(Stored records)
----------
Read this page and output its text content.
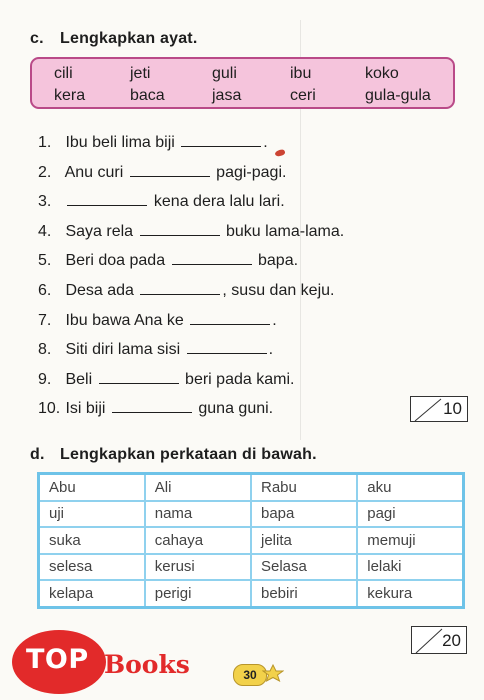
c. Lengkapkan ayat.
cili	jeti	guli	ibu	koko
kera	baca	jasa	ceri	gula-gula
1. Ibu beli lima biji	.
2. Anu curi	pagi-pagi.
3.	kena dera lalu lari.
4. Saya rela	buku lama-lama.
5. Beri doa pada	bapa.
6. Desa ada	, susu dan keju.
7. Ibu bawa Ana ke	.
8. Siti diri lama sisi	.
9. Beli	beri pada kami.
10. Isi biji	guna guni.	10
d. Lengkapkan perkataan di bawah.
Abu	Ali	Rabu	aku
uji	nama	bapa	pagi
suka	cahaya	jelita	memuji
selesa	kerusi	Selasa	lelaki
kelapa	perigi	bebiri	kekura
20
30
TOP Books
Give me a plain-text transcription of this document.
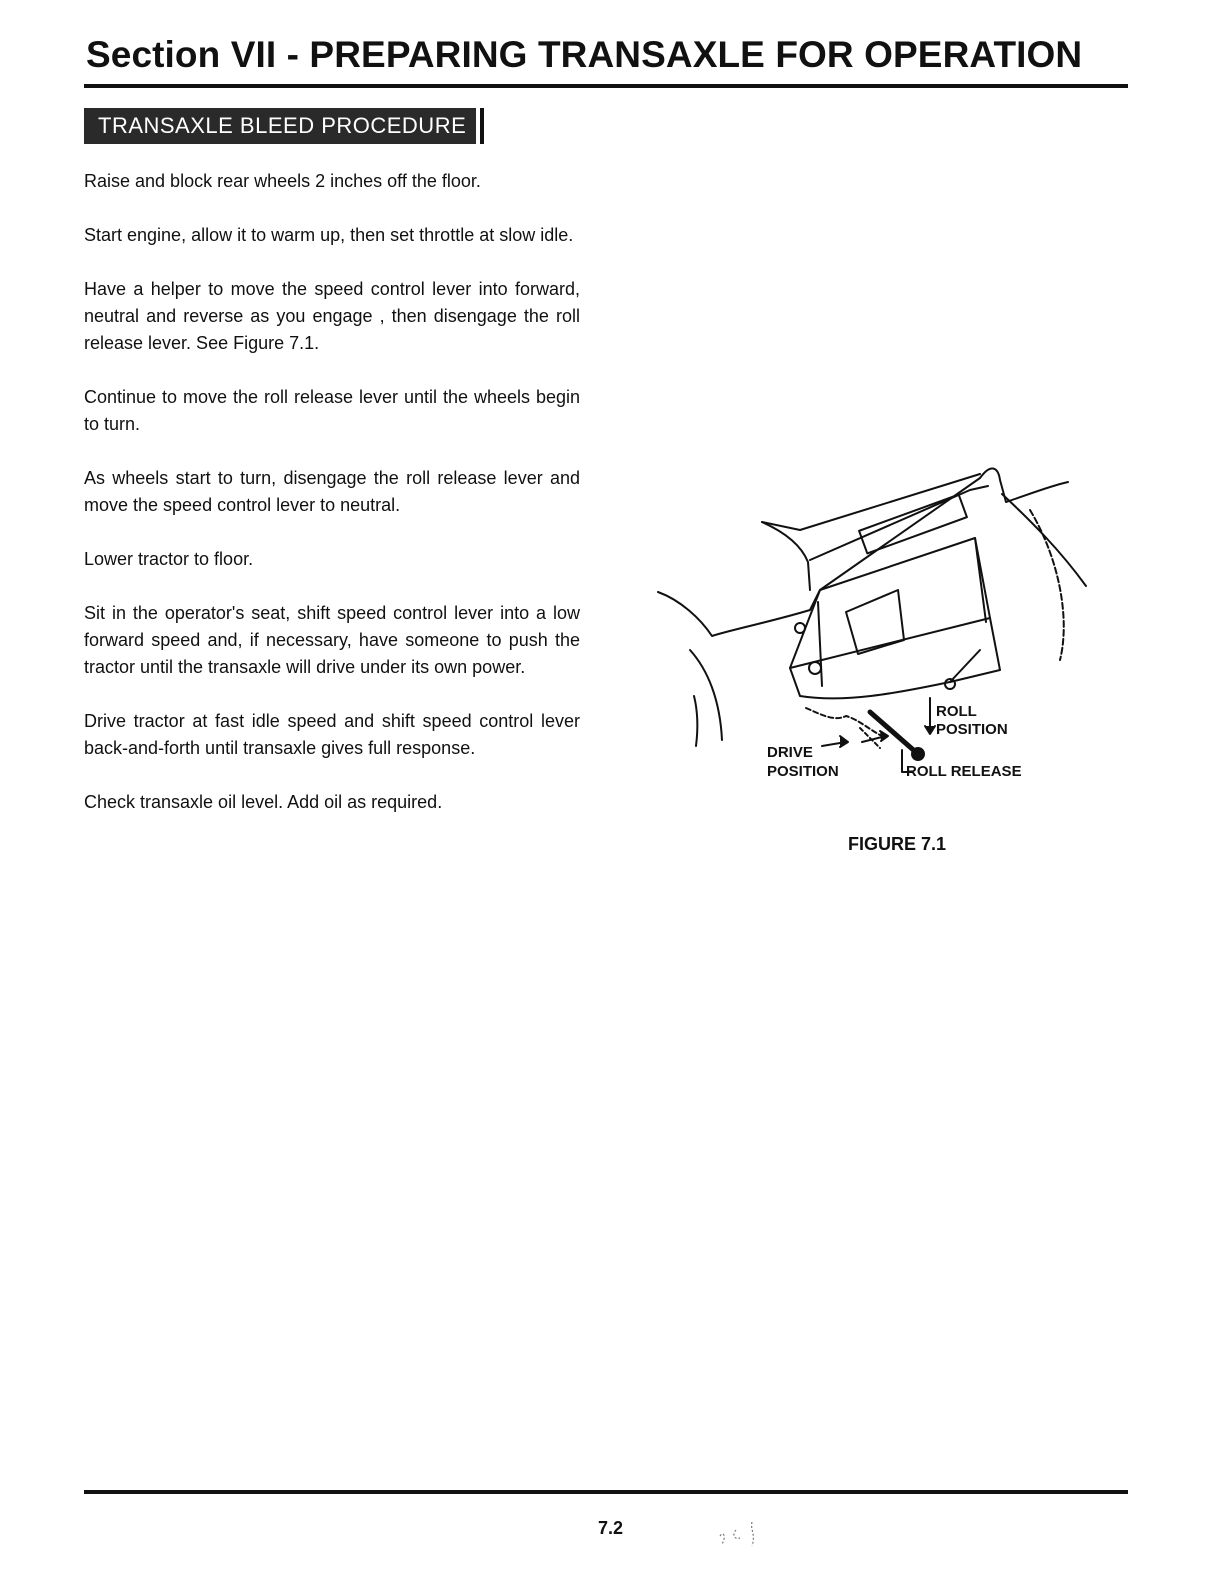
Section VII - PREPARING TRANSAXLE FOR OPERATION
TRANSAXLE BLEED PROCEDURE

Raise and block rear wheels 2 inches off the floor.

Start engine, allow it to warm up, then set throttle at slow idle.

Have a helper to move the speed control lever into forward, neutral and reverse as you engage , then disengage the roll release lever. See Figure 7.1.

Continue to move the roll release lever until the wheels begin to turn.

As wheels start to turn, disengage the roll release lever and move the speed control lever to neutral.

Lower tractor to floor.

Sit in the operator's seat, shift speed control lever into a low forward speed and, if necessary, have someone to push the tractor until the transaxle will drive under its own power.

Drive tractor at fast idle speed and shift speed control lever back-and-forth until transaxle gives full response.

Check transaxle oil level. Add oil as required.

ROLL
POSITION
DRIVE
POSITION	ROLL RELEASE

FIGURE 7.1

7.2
----------
Write out again, exactly, each line from the one containing "Give me a plain-text" through the last line of the entries, and omit every picture.

* **Reply to the exercise**
Give me a plain-text transcription of this document.
Section VII - PREPARING TRANSAXLE FOR OPERATION
TRANSAXLE BLEED PROCEDURE

Raise and block rear wheels 2 inches off the floor.

Start engine, allow it to warm up, then set throttle at slow idle.

Have a helper to move the speed control lever into forward, neutral and reverse as you engage , then disengage the roll release lever. See Figure 7.1.

Continue to move the roll release lever until the wheels begin to turn.

As wheels start to turn, disengage the roll release lever and move the speed control lever to neutral.

Lower tractor to floor.

Sit in the operator's seat, shift speed control lever into a low forward speed and, if necessary, have someone to push the tractor until the transaxle will drive under its own power.

Drive tractor at fast idle speed and shift speed control lever back-and-forth until transaxle gives full response.

Check transaxle oil level. Add oil as required.

ROLL
POSITION
DRIVE
POSITION	ROLL RELEASE

FIGURE 7.1

7.2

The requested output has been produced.